### DATA FOR THIS EXERCISE
==============================

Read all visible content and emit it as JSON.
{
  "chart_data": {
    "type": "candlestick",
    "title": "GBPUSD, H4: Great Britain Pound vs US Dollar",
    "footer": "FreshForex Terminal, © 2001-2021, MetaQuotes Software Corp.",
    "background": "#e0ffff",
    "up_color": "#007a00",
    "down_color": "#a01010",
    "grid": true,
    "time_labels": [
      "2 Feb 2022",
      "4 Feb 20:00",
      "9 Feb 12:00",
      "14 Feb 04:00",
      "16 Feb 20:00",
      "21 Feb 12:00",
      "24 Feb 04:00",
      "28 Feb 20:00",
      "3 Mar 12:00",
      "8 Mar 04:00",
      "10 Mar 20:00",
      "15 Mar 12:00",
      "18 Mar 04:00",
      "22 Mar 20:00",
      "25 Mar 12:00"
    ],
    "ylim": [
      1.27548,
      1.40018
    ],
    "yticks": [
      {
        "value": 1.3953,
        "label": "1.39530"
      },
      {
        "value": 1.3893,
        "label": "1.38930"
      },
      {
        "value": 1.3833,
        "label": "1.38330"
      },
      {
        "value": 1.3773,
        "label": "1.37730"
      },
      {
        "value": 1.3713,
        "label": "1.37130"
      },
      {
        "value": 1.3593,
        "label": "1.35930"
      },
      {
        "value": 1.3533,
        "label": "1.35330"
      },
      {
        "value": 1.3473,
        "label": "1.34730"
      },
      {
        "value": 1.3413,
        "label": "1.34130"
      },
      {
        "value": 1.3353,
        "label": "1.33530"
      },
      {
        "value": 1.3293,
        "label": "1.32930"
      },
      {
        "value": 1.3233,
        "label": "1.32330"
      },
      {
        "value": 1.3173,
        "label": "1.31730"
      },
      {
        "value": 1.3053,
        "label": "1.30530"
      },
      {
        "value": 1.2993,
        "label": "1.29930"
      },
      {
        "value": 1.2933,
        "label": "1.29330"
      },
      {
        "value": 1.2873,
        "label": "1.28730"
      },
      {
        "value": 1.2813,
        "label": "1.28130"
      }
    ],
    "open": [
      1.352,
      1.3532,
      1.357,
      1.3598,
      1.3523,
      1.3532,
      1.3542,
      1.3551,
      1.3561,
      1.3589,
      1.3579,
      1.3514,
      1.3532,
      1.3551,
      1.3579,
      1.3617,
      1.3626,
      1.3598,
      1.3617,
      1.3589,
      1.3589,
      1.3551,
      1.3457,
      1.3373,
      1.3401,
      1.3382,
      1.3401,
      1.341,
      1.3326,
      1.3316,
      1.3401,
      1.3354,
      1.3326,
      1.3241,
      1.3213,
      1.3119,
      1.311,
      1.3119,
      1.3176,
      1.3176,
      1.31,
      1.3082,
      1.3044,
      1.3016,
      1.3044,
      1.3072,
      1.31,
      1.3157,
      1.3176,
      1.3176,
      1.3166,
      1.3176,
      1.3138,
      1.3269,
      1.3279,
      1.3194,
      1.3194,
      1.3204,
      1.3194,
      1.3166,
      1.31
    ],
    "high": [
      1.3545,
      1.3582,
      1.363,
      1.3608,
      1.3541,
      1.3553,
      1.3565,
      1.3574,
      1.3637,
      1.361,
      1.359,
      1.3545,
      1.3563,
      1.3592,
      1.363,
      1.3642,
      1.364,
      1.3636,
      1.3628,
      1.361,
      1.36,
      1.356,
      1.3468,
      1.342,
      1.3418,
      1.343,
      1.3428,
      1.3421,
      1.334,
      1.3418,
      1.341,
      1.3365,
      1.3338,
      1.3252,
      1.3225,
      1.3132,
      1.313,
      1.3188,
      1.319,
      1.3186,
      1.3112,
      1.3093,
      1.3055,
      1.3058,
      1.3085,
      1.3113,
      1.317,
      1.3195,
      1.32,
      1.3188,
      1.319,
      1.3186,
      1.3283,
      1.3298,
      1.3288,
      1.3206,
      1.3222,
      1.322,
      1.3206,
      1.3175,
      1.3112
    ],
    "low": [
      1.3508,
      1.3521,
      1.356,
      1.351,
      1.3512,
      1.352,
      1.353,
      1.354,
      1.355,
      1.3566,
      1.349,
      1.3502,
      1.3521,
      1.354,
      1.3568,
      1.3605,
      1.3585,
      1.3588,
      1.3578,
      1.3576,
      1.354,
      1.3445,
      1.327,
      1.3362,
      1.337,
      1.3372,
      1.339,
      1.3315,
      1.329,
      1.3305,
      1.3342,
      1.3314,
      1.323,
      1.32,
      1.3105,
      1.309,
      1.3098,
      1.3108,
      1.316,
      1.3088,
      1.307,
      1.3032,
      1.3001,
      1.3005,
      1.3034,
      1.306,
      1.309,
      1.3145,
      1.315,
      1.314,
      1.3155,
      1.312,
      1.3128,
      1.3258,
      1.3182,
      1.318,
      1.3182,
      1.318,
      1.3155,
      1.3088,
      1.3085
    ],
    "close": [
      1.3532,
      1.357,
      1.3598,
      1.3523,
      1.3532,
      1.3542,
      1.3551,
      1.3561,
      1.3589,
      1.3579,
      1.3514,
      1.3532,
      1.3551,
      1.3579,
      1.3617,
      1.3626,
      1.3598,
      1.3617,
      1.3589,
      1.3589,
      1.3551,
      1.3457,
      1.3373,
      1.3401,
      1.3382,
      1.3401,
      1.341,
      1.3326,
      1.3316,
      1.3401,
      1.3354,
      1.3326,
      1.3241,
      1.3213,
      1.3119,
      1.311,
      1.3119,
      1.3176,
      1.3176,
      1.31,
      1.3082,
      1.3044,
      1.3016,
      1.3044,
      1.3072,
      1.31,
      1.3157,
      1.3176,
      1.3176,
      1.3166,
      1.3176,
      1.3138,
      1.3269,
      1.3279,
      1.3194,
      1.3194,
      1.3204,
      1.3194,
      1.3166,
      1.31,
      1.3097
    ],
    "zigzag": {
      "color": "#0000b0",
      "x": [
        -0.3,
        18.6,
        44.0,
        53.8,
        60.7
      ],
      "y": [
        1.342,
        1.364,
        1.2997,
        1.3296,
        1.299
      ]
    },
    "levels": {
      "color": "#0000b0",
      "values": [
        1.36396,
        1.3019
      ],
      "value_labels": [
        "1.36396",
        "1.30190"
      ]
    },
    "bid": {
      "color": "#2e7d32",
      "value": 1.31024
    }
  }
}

==============================

### OBJECTIVE
Set all of the records down again, exactly as they stand.

### SOLUTION FOR THIS PROBLEM
Read all visible content and emit it as JSON.
{
  "chart_data": {
    "type": "candlestick",
    "title": "GBPUSD, H4: Great Britain Pound vs US Dollar",
    "footer": "FreshForex Terminal, © 2001-2021, MetaQuotes Software Corp.",
    "background": "#e0ffff",
    "up_color": "#007a00",
    "down_color": "#a01010",
    "grid": true,
    "time_labels": [
      "2 Feb 2022",
      "4 Feb 20:00",
      "9 Feb 12:00",
      "14 Feb 04:00",
      "16 Feb 20:00",
      "21 Feb 12:00",
      "24 Feb 04:00",
      "28 Feb 20:00",
      "3 Mar 12:00",
      "8 Mar 04:00",
      "10 Mar 20:00",
      "15 Mar 12:00",
      "18 Mar 04:00",
      "22 Mar 20:00",
      "25 Mar 12:00"
    ],
    "ylim": [
      1.27548,
      1.40018
    ],
    "yticks": [
      {
        "value": 1.3953,
        "label": "1.39530"
      },
      {
        "value": 1.3893,
        "label": "1.38930"
      },
      {
        "value": 1.3833,
        "label": "1.38330"
      },
      {
        "value": 1.3773,
        "label": "1.37730"
      },
      {
        "value": 1.3713,
        "label": "1.37130"
      },
      {
        "value": 1.3593,
        "label": "1.35930"
      },
      {
        "value": 1.3533,
        "label": "1.35330"
      },
      {
        "value": 1.3473,
        "label": "1.34730"
      },
      {
        "value": 1.3413,
        "label": "1.34130"
      },
      {
        "value": 1.3353,
        "label": "1.33530"
      },
      {
        "value": 1.3293,
        "label": "1.32930"
      },
      {
        "value": 1.3233,
        "label": "1.32330"
      },
      {
        "value": 1.3173,
        "label": "1.31730"
      },
      {
        "value": 1.3053,
        "label": "1.30530"
      },
      {
        "value": 1.2993,
        "label": "1.29930"
      },
      {
        "value": 1.2933,
        "label": "1.29330"
      },
      {
        "value": 1.2873,
        "label": "1.28730"
      },
      {
        "value": 1.2813,
        "label": "1.28130"
      }
    ],
    "open": [
      1.352,
      1.3532,
      1.357,
      1.3598,
      1.3523,
      1.3532,
      1.3542,
      1.3551,
      1.3561,
      1.3589,
      1.3579,
      1.3514,
      1.3532,
      1.3551,
      1.3579,
      1.3617,
      1.3626,
      1.3598,
      1.3617,
      1.3589,
      1.3589,
      1.3551,
      1.3457,
      1.3373,
      1.3401,
      1.3382,
      1.3401,
      1.341,
      1.3326,
      1.3316,
      1.3401,
      1.3354,
      1.3326,
      1.3241,
      1.3213,
      1.3119,
      1.311,
      1.3119,
      1.3176,
      1.3176,
      1.31,
      1.3082,
      1.3044,
      1.3016,
      1.3044,
      1.3072,
      1.31,
      1.3157,
      1.3176,
      1.3176,
      1.3166,
      1.3176,
      1.3138,
      1.3269,
      1.3279,
      1.3194,
      1.3194,
      1.3204,
      1.3194,
      1.3166,
      1.31
    ],
    "high": [
      1.3545,
      1.3582,
      1.363,
      1.3608,
      1.3541,
      1.3553,
      1.3565,
      1.3574,
      1.3637,
      1.361,
      1.359,
      1.3545,
      1.3563,
      1.3592,
      1.363,
      1.3642,
      1.364,
      1.3636,
      1.3628,
      1.361,
      1.36,
      1.356,
      1.3468,
      1.342,
      1.3418,
      1.343,
      1.3428,
      1.3421,
      1.334,
      1.3418,
      1.341,
      1.3365,
      1.3338,
      1.3252,
      1.3225,
      1.3132,
      1.313,
      1.3188,
      1.319,
      1.3186,
      1.3112,
      1.3093,
      1.3055,
      1.3058,
      1.3085,
      1.3113,
      1.317,
      1.3195,
      1.32,
      1.3188,
      1.319,
      1.3186,
      1.3283,
      1.3298,
      1.3288,
      1.3206,
      1.3222,
      1.322,
      1.3206,
      1.3175,
      1.3112
    ],
    "low": [
      1.3508,
      1.3521,
      1.356,
      1.351,
      1.3512,
      1.352,
      1.353,
      1.354,
      1.355,
      1.3566,
      1.349,
      1.3502,
      1.3521,
      1.354,
      1.3568,
      1.3605,
      1.3585,
      1.3588,
      1.3578,
      1.3576,
      1.354,
      1.3445,
      1.327,
      1.3362,
      1.337,
      1.3372,
      1.339,
      1.3315,
      1.329,
      1.3305,
      1.3342,
      1.3314,
      1.323,
      1.32,
      1.3105,
      1.309,
      1.3098,
      1.3108,
      1.316,
      1.3088,
      1.307,
      1.3032,
      1.3001,
      1.3005,
      1.3034,
      1.306,
      1.309,
      1.3145,
      1.315,
      1.314,
      1.3155,
      1.312,
      1.3128,
      1.3258,
      1.3182,
      1.318,
      1.3182,
      1.318,
      1.3155,
      1.3088,
      1.3085
    ],
    "close": [
      1.3532,
      1.357,
      1.3598,
      1.3523,
      1.3532,
      1.3542,
      1.3551,
      1.3561,
      1.3589,
      1.3579,
      1.3514,
      1.3532,
      1.3551,
      1.3579,
      1.3617,
      1.3626,
      1.3598,
      1.3617,
      1.3589,
      1.3589,
      1.3551,
      1.3457,
      1.3373,
      1.3401,
      1.3382,
      1.3401,
      1.341,
      1.3326,
      1.3316,
      1.3401,
      1.3354,
      1.3326,
      1.3241,
      1.3213,
      1.3119,
      1.311,
      1.3119,
      1.3176,
      1.3176,
      1.31,
      1.3082,
      1.3044,
      1.3016,
      1.3044,
      1.3072,
      1.31,
      1.3157,
      1.3176,
      1.3176,
      1.3166,
      1.3176,
      1.3138,
      1.3269,
      1.3279,
      1.3194,
      1.3194,
      1.3204,
      1.3194,
      1.3166,
      1.31,
      1.3097
    ],
    "zigzag": {
      "color": "#0000b0",
      "x": [
        -0.3,
        18.6,
        44.0,
        53.8,
        60.7
      ],
      "y": [
        1.342,
        1.364,
        1.2997,
        1.3296,
        1.299
      ]
    },
    "levels": {
      "color": "#0000b0",
      "values": [
        1.36396,
        1.3019
      ],
      "value_labels": [
        "1.36396",
        "1.30190"
      ]
    },
    "bid": {
      "color": "#2e7d32",
      "value": 1.31024
    }
  }
}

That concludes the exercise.